(Dataset records on visual material)
★ ★ ★ ★
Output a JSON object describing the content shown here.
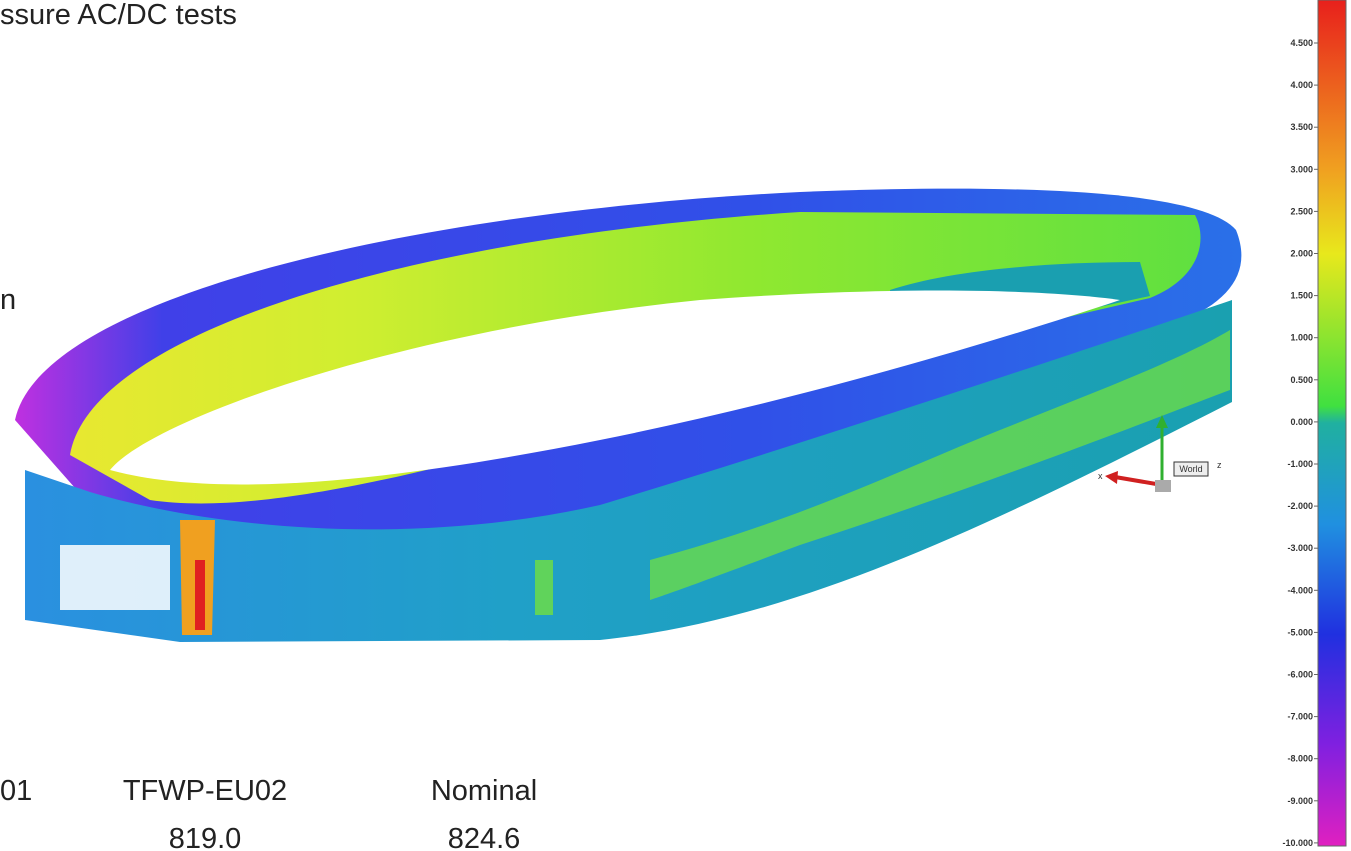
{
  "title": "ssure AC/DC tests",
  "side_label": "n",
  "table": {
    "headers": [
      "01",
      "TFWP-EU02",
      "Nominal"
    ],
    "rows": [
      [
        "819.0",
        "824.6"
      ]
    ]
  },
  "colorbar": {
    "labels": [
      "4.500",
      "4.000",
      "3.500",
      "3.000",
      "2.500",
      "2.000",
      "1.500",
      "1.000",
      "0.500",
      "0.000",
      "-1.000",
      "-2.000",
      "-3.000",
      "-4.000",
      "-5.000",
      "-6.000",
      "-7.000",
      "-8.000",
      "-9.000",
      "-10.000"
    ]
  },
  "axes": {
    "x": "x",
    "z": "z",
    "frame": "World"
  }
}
★ ★ ★ ★
Set problem: Quote every entry exactly, with the pictures omitted.

Response to this exercise:
Output a JSON object describing the content shown here.
{
  "title": "ssure AC/DC tests",
  "side_label": "n",
  "table": {
    "headers": [
      "01",
      "TFWP-EU02",
      "Nominal"
    ],
    "rows": [
      [
        "819.0",
        "824.6"
      ]
    ]
  },
  "colorbar": {
    "labels": [
      "4.500",
      "4.000",
      "3.500",
      "3.000",
      "2.500",
      "2.000",
      "1.500",
      "1.000",
      "0.500",
      "0.000",
      "-1.000",
      "-2.000",
      "-3.000",
      "-4.000",
      "-5.000",
      "-6.000",
      "-7.000",
      "-8.000",
      "-9.000",
      "-10.000"
    ]
  },
  "axes": {
    "x": "x",
    "z": "z",
    "frame": "World"
  }
}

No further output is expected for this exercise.